STATED TASK: Copy out the material verbatim, from the line containing "y-tick-label: 10 [213, 1102, 254, 1143]" through the line containing "x-tick-label: 2015 [1575, 1318, 1656, 1359]", with both of those lines included.

Element box records
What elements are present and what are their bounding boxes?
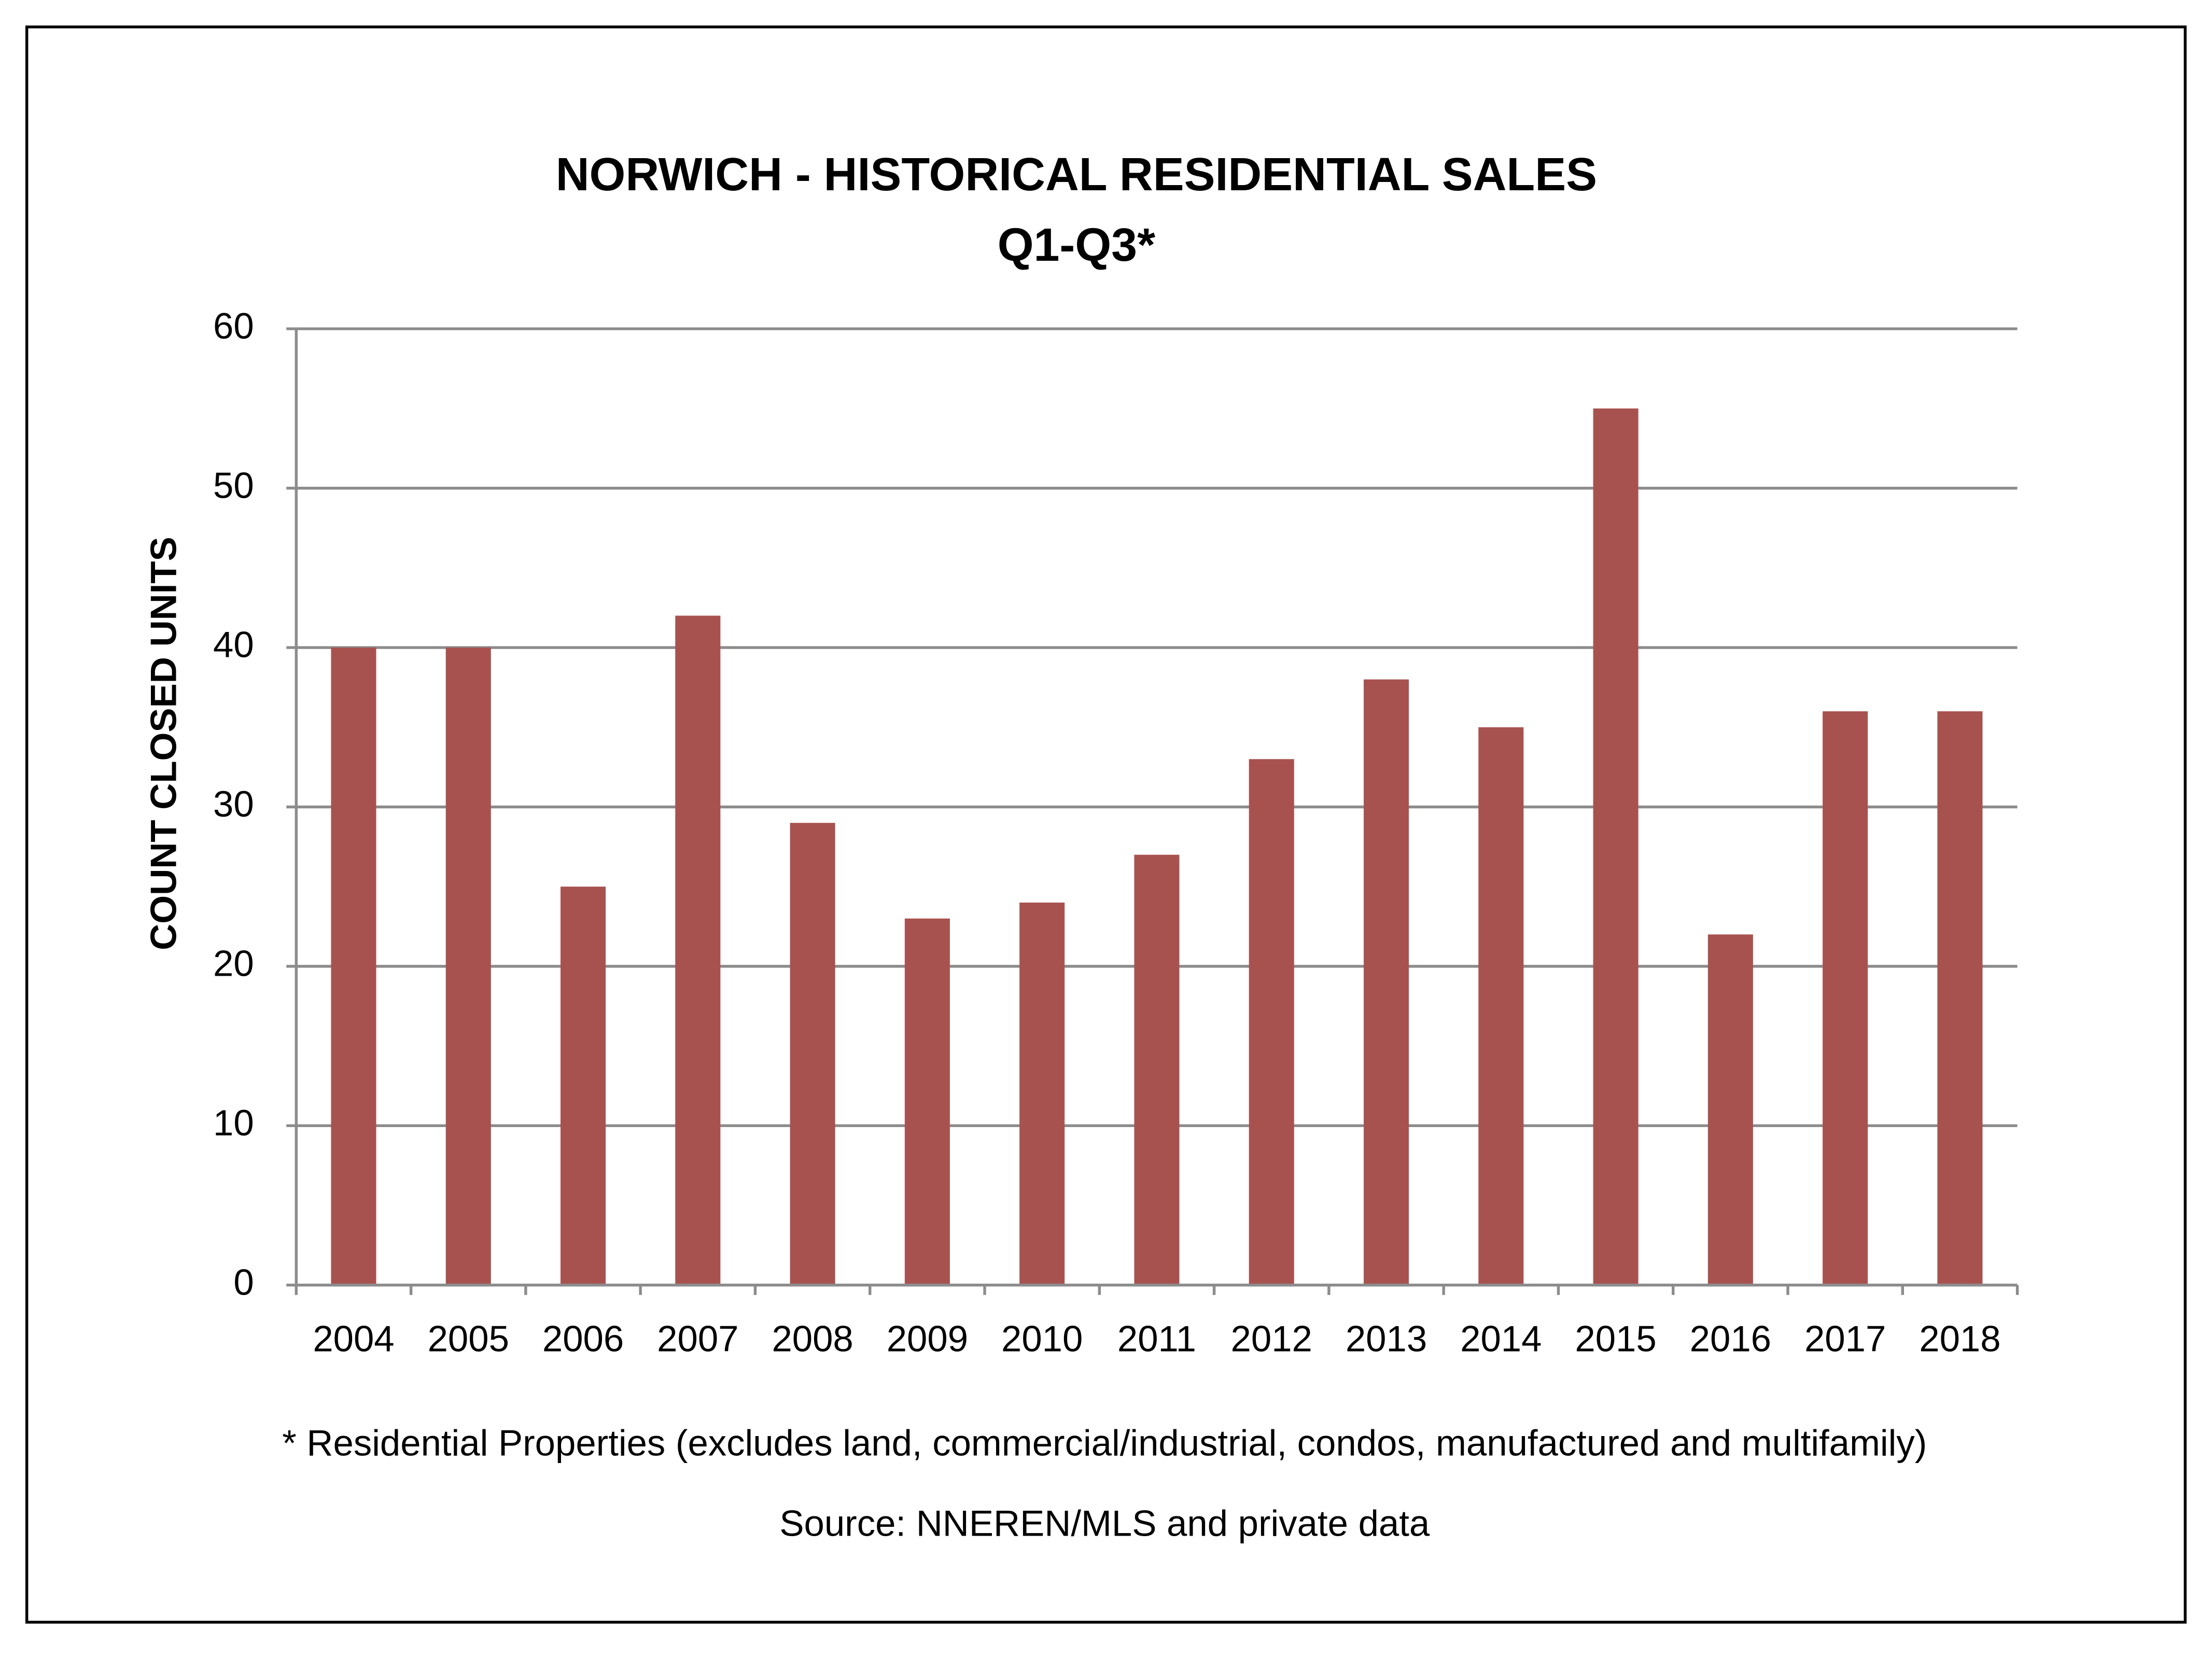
y-tick-label: 10 [213, 1102, 254, 1143]
y-tick-label: 40 [213, 624, 254, 665]
y-tick-label: 0 [233, 1261, 254, 1302]
bar [331, 648, 376, 1285]
x-tick-label: 2009 [887, 1318, 968, 1359]
y-tick-label: 30 [213, 783, 254, 824]
x-tick-label: 2010 [1001, 1318, 1083, 1359]
bar [561, 887, 606, 1285]
bar [675, 615, 721, 1285]
x-tick-label: 2016 [1690, 1318, 1771, 1359]
y-tick-label: 50 [213, 465, 254, 505]
x-tick-label: 2004 [313, 1318, 394, 1359]
x-tick-label: 2013 [1346, 1318, 1427, 1359]
x-tick-label: 2015 [1575, 1318, 1656, 1359]
bar [1019, 902, 1065, 1285]
x-tick-label: 2007 [657, 1318, 738, 1359]
y-axis-label: COUNT CLOSED UNITS [143, 537, 184, 950]
chart-subtitle: Q1-Q3* [998, 219, 1155, 271]
bar [1593, 408, 1639, 1285]
bar [1937, 711, 1983, 1285]
chart-title: NORWICH - HISTORICAL RESIDENTIAL SALES [556, 149, 1597, 201]
source: Source: NNEREN/MLS and private data [779, 1503, 1430, 1544]
x-tick-label: 2012 [1231, 1318, 1312, 1359]
x-tick-label: 2008 [772, 1318, 853, 1359]
bar [904, 918, 950, 1285]
bar [1707, 934, 1753, 1285]
x-tick-label: 2014 [1460, 1318, 1542, 1359]
y-tick-label: 60 [213, 305, 254, 346]
bar [1134, 854, 1180, 1285]
frame [25, 25, 2187, 1624]
bar [1823, 711, 1868, 1285]
y-tick-label: 20 [213, 943, 254, 984]
bar [790, 823, 835, 1285]
x-tick-label: 2017 [1804, 1318, 1886, 1359]
x-tick-label: 2006 [542, 1318, 624, 1359]
x-tick-label: 2005 [428, 1318, 509, 1359]
bar [1249, 759, 1294, 1285]
footnote: * Residential Properties (excludes land,… [282, 1423, 1927, 1464]
bar [1478, 727, 1524, 1285]
bar [1363, 679, 1409, 1285]
x-tick-label: 2011 [1117, 1318, 1196, 1359]
bar [445, 648, 491, 1285]
x-tick-label: 2018 [1919, 1318, 2000, 1359]
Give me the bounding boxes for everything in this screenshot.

FULL SOLUTION:
y-tick-label: 10 [213, 1102, 254, 1143]
y-tick-label: 40 [213, 624, 254, 665]
y-tick-label: 0 [233, 1261, 254, 1302]
bar [331, 648, 376, 1285]
x-tick-label: 2009 [887, 1318, 968, 1359]
y-tick-label: 30 [213, 783, 254, 824]
x-tick-label: 2010 [1001, 1318, 1083, 1359]
bar [561, 887, 606, 1285]
bar [675, 615, 721, 1285]
x-tick-label: 2016 [1690, 1318, 1771, 1359]
y-tick-label: 50 [213, 465, 254, 505]
x-tick-label: 2004 [313, 1318, 394, 1359]
x-tick-label: 2013 [1346, 1318, 1427, 1359]
x-tick-label: 2015 [1575, 1318, 1656, 1359]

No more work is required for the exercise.